[Opening Data section]
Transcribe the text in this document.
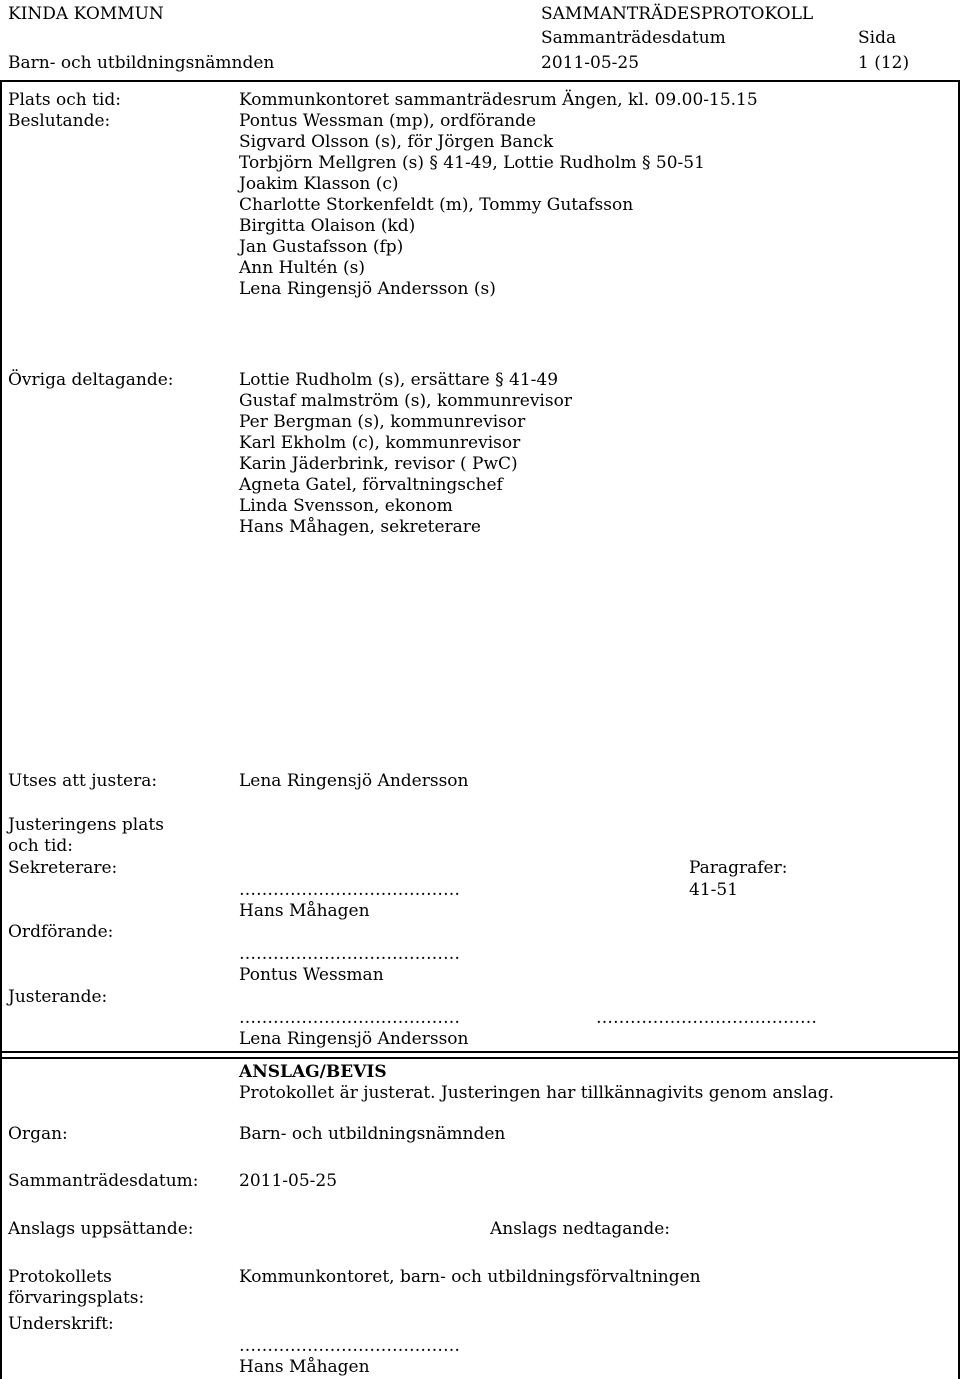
KINDA KOMMUN	SAMMANTRÄDESPROTOKOLL
Sammanträdesdatum	Sida
Barn- och utbildningsnämnden	2011-05-25	1 (12)
Plats och tid:	Kommunkontoret sammanträdesrum Ängen, kl. 09.00-15.15
Beslutande:	Pontus Wessman (mp), ordförande
Sigvard Olsson (s), för Jörgen Banck
Torbjörn Mellgren (s) § 41-49, Lottie Rudholm § 50-51
Joakim Klasson (c)
Charlotte Storkenfeldt (m), Tommy Gutafsson
Birgitta Olaison (kd)
Jan Gustafsson (fp)
Ann Hultén (s)
Lena Ringensjö Andersson (s)
Övriga deltagande:	Lottie Rudholm (s), ersättare § 41-49
Gustaf malmström (s), kommunrevisor
Per Bergman (s), kommunrevisor
Karl Ekholm (c), kommunrevisor
Karin Jäderbrink, revisor ( PwC)
Agneta Gatel, förvaltningschef
Linda Svensson, ekonom
Hans Måhagen, sekreterare
Utses att justera:	Lena Ringensjö Andersson
Justeringens plats
och tid:
Sekreterare:	Paragrafer:
…………………………………	41-51
Hans Måhagen
Ordförande:
…………………………………
Pontus Wessman
Justerande:
…………………………………	…………………………………
Lena Ringensjö Andersson
ANSLAG/BEVIS
Protokollet är justerat. Justeringen har tillkännagivits genom anslag.
Organ:	Barn- och utbildningsnämnden
Sammanträdesdatum: 2011-05-25
Anslags uppsättande:	Anslags nedtagande:
Protokollets	Kommunkontoret, barn- och utbildningsförvaltningen
förvaringsplats:
Underskrift:
…………………………………
Hans Måhagen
[Closing Data section]
Where does the string "utbildningsnämnden" occur in the listing above? Return every line that contains it.

- Answer:
Barn- och utbildningsnämnden	2011-05-25	1 (12)
Organ:	Barn- och utbildningsnämnden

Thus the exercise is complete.